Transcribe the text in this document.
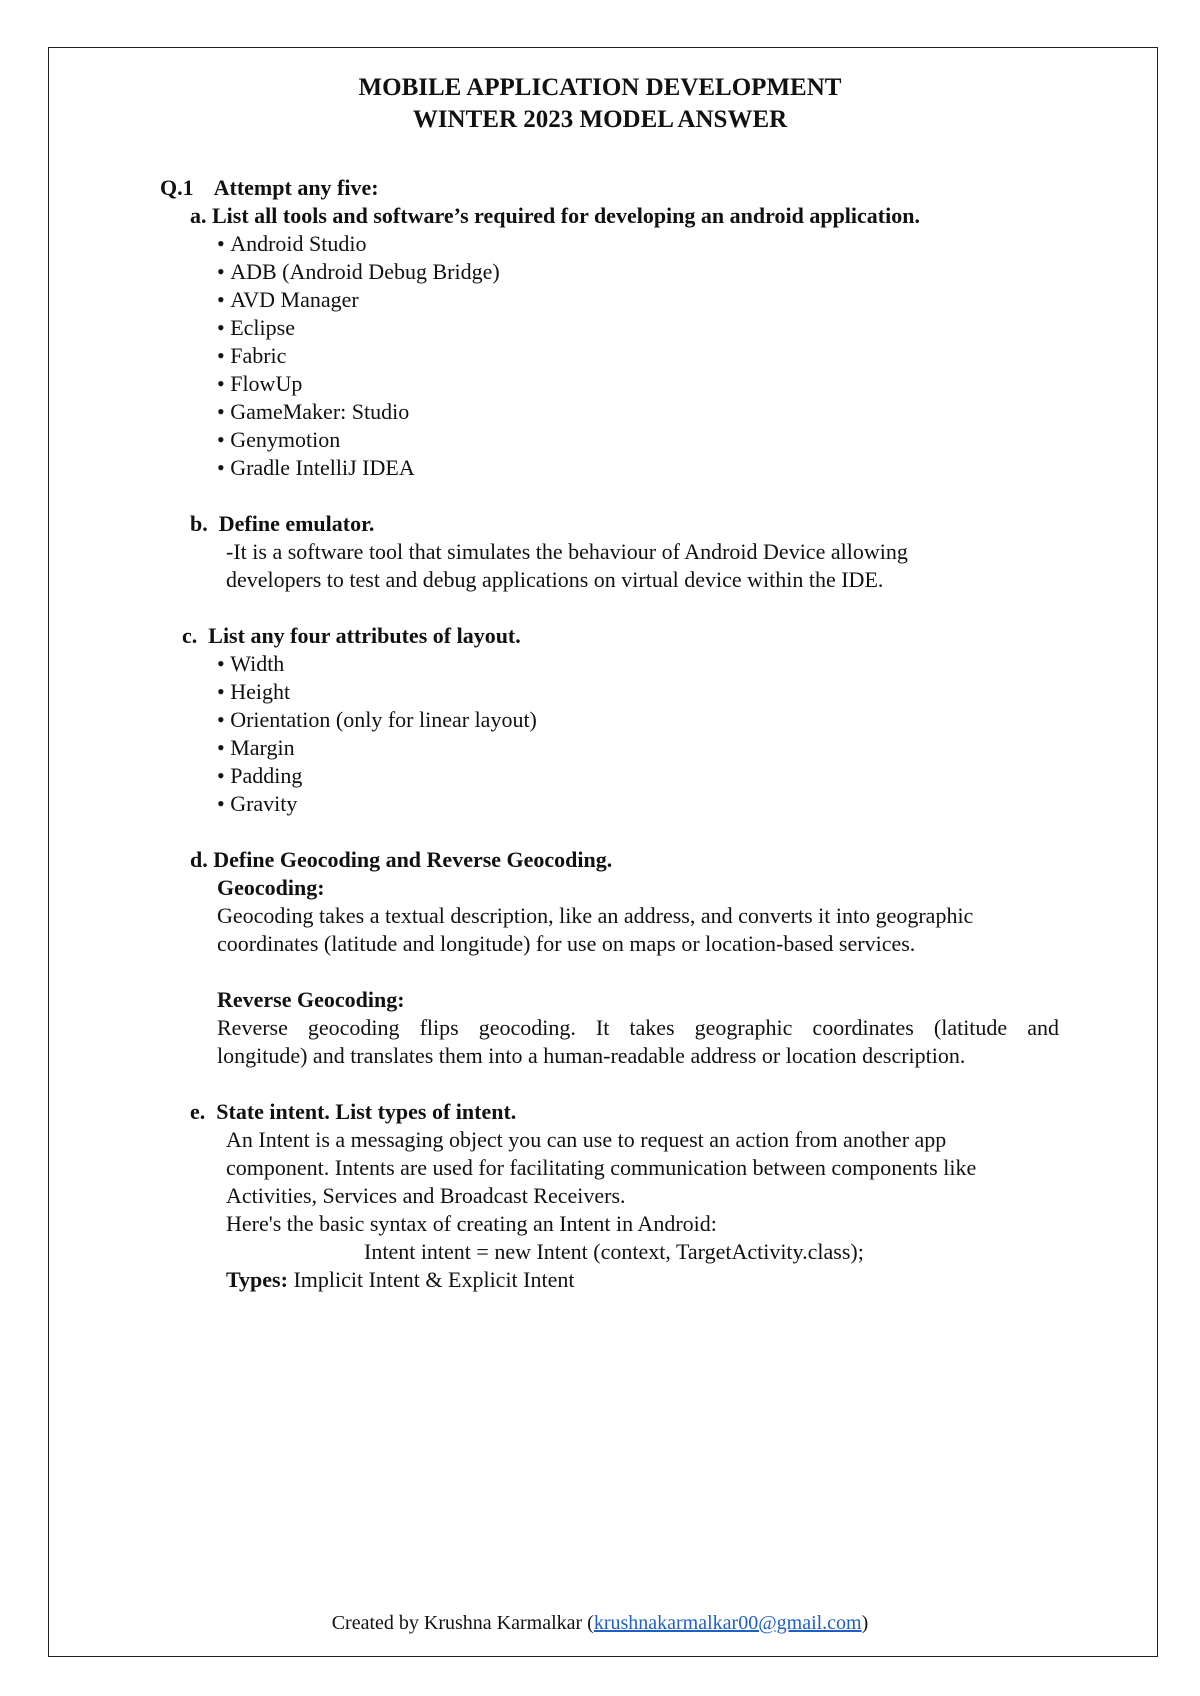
MOBILE APPLICATION DEVELOPMENT
WINTER 2023 MODEL ANSWER
Q.1 Attempt any five:
a. List all tools and software’s required for developing an android application.
• Android Studio
• ADB (Android Debug Bridge)
• AVD Manager
• Eclipse
• Fabric
• FlowUp
• GameMaker: Studio
• Genymotion
• Gradle IntelliJ IDEA
b. Define emulator.
-It is a software tool that simulates the behaviour of Android Device allowing
developers to test and debug applications on virtual device within the IDE.
c. List any four attributes of layout.
• Width
• Height
• Orientation (only for linear layout)
• Margin
• Padding
• Gravity
d. Define Geocoding and Reverse Geocoding.
Geocoding:
Geocoding takes a textual description, like an address, and converts it into geographic
coordinates (latitude and longitude) for use on maps or location-based services.
Reverse Geocoding:
Reverse geocoding flips geocoding. It takes geographic coordinates (latitude and
longitude) and translates them into a human-readable address or location description.
e. State intent. List types of intent.
An Intent is a messaging object you can use to request an action from another app
component. Intents are used for facilitating communication between components like
Activities, Services and Broadcast Receivers.
Here's the basic syntax of creating an Intent in Android:
Intent intent = new Intent (context, TargetActivity.class);
Types: Implicit Intent & Explicit Intent
Created by Krushna Karmalkar (krushnakarmalkar00@gmail.com)
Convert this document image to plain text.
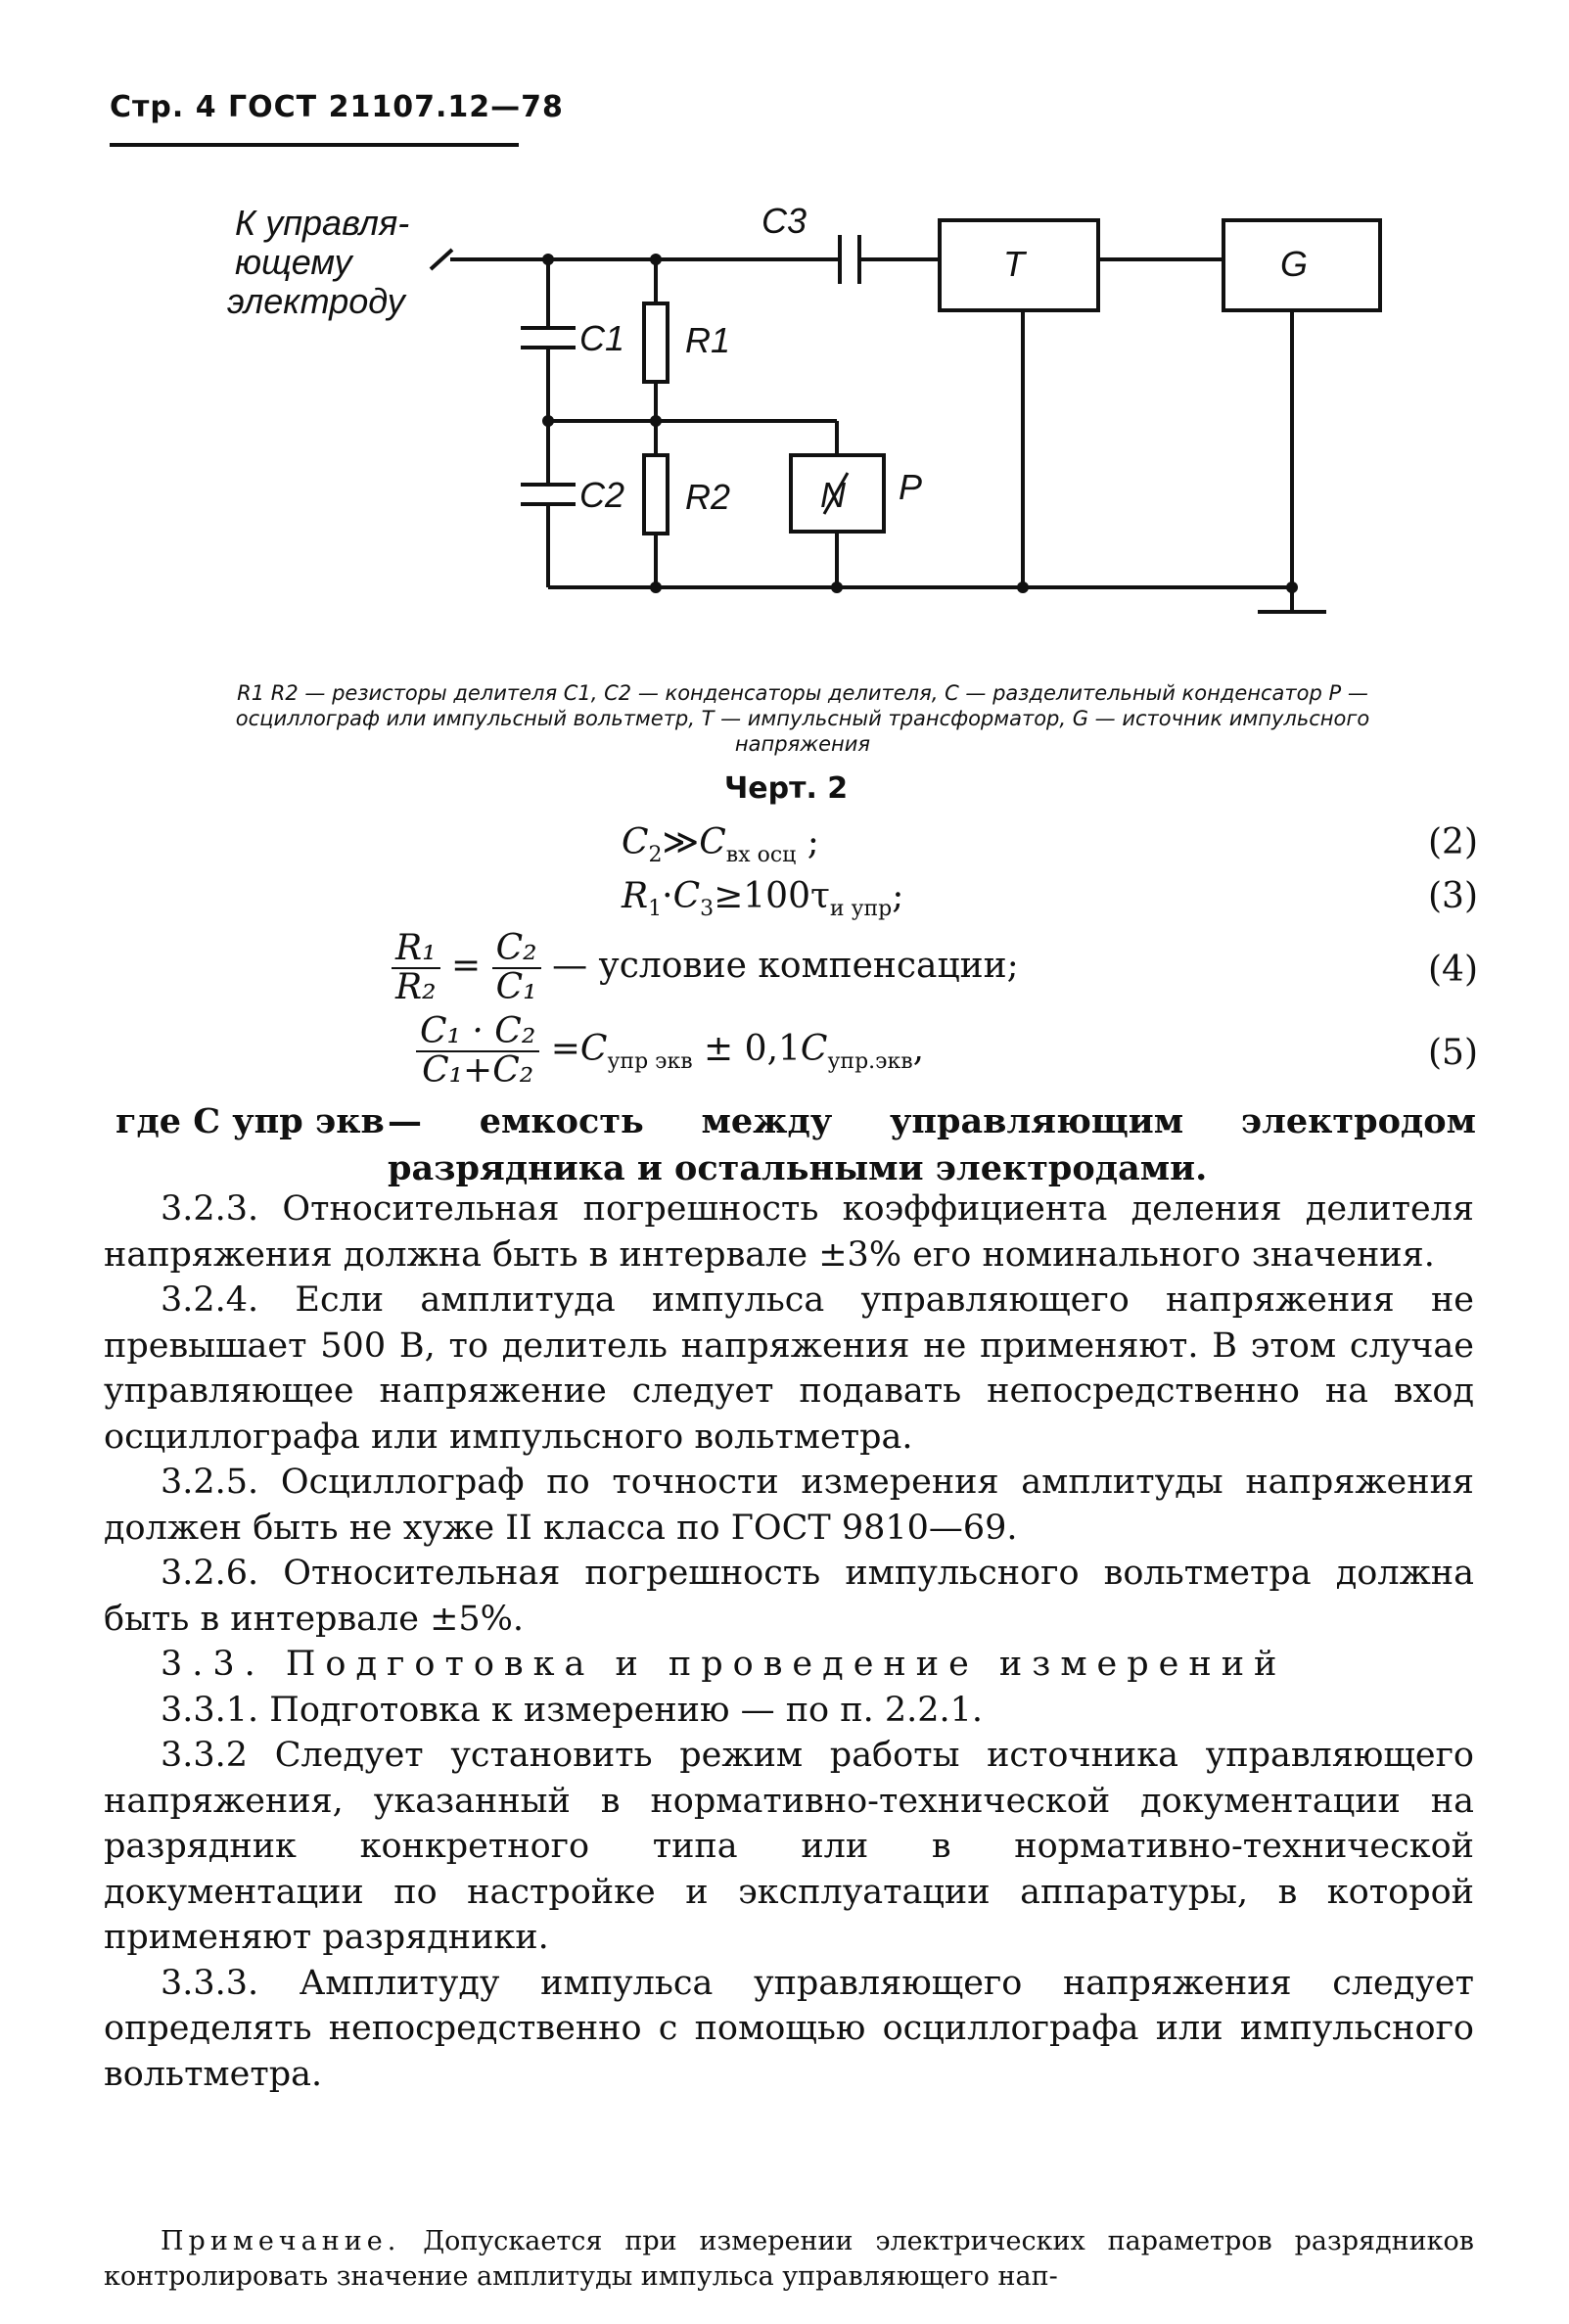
Стр. 4 ГОСТ 21107.12—78
К управля-
ющему
электроду
C1 R1
C2 R2
C3
N P
T	G
R1 R2 — резисторы делителя C1, C2 — конденсаторы делителя, C — разделительный конденсатор P — осциллограф или импульсный вольтметр, T — импульсный трансформатор, G — источник импульсного напряжения
Черт. 2
$C_2≫C_{вх осц}$ ;	(2)
$R_1\cdot C_3\ge 100\tau_{и упр}$;	(3)
$\frac{\text{R₁}}{\text{R₂}} = \frac{\text{C₂}}{\text{C₁}}$ — условие компенсации;	(4)
$\frac{\text{C₁ · C₂}}{\text{C₁+C₂}} =C_{упр экв} \pm 0,1C_{упр.экв}$,	(5)
где C упр экв — емкость между управляющим электродом разрядника и остальными электродами.

3.2.3. Относительная погрешность коэффициента деления делителя напряжения должна быть в интервале ±3% его номинального значения.

3.2.4. Если амплитуда импульса управляющего напряжения не превышает 500 В, то делитель напряжения не применяют. В этом случае управляющее напряжение следует подавать непосредственно на вход осциллографа или импульсного вольтметра.

3.2.5. Осциллограф по точности измерения амплитуды напряжения должен быть не хуже II класса по ГОСТ 9810—69.

3.2.6. Относительная погрешность импульсного вольтметра должна быть в интервале ±5%.

3.3. Подготовка и проведение измерений

3.3.1. Подготовка к измерению — по п. 2.2.1.

3.3.2 Следует установить режим работы источника управляющего напряжения, указанный в нормативно-технической документации на разрядник конкретного типа или в нормативно-технической документации по настройке и эксплуатации аппаратуры, в которой применяют разрядники.

3.3.3. Амплитуду импульса управляющего напряжения следует определять непосредственно с помощью осциллографа или импульсного вольтметра.

Примечание. Допускается при измерении электрических параметров разрядников контролировать значение амплитуды импульса управляющего нап-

★ ★ ★

** Exercise description **
Copy out the entries verbatim and leave the images out.

** Task output **
Transcribe the text in this document.
MOBILE APPLICATION DEVELOPMENT
WINTER 2023 MODEL ANSWER
Q.1 Attempt any five:
a. List all tools and software’s required for developing an android application.
• Android Studio
• ADB (Android Debug Bridge)
• AVD Manager
• Eclipse
• Fabric
• FlowUp
• GameMaker: Studio
• Genymotion
• Gradle IntelliJ IDEA
b. Define emulator.
-It is a software tool that simulates the behaviour of Android Device allowing
developers to test and debug applications on virtual device within the IDE.
c. List any four attributes of layout.
• Width
• Height
• Orientation (only for linear layout)
• Margin
• Padding
• Gravity
d. Define Geocoding and Reverse Geocoding.
Geocoding:
Geocoding takes a textual description, like an address, and converts it into geographic
coordinates (latitude and longitude) for use on maps or location-based services.
Reverse Geocoding:
Reverse geocoding flips geocoding. It takes geographic coordinates (latitude and
longitude) and translates them into a human-readable address or location description.
e. State intent. List types of intent.
An Intent is a messaging object you can use to request an action from another app
component. Intents are used for facilitating communication between components like
Activities, Services and Broadcast Receivers.
Here's the basic syntax of creating an Intent in Android:
Intent intent = new Intent (context, TargetActivity.class);
Types: Implicit Intent & Explicit Intent
Created by Krushna Karmalkar (krushnakarmalkar00@gmail.com)
Convert this document image to plain text.
Стр. 4 ГОСТ 21107.12—78
К управля-
ющему
электроду
C1 R1
C2 R2
C3
N P
T	G
R1 R2 — резисторы делителя C1, C2 — конденсаторы делителя, C — разделительный конденсатор P — осциллограф или импульсный вольтметр, T — импульсный трансформатор, G — источник импульсного напряжения
Черт. 2
$C_2≫C_{вх осц}$ ;	(2)
$R_1\cdot C_3\ge 100\tau_{и упр}$;	(3)
$\frac{\text{R₁}}{\text{R₂}} = \frac{\text{C₂}}{\text{C₁}}$ — условие компенсации;	(4)
$\frac{\text{C₁ · C₂}}{\text{C₁+C₂}} =C_{упр экв} \pm 0,1C_{упр.экв}$,	(5)
где C упр экв — емкость между управляющим электродом разрядника и остальными электродами.

3.2.3. Относительная погрешность коэффициента деления делителя напряжения должна быть в интервале ±3% его номинального значения.

3.2.4. Если амплитуда импульса управляющего напряжения не превышает 500 В, то делитель напряжения не применяют. В этом случае управляющее напряжение следует подавать непосредственно на вход осциллографа или импульсного вольтметра.

3.2.5. Осциллограф по точности измерения амплитуды напряжения должен быть не хуже II класса по ГОСТ 9810—69.

3.2.6. Относительная погрешность импульсного вольтметра должна быть в интервале ±5%.

3.3. Подготовка и проведение измерений

3.3.1. Подготовка к измерению — по п. 2.2.1.

3.3.2 Следует установить режим работы источника управляющего напряжения, указанный в нормативно-технической документации на разрядник конкретного типа или в нормативно-технической документации по настройке и эксплуатации аппаратуры, в которой применяют разрядники.

3.3.3. Амплитуду импульса управляющего напряжения следует определять непосредственно с помощью осциллографа или импульсного вольтметра.

Примечание. Допускается при измерении электрических параметров разрядников контролировать значение амплитуды импульса управляющего нап-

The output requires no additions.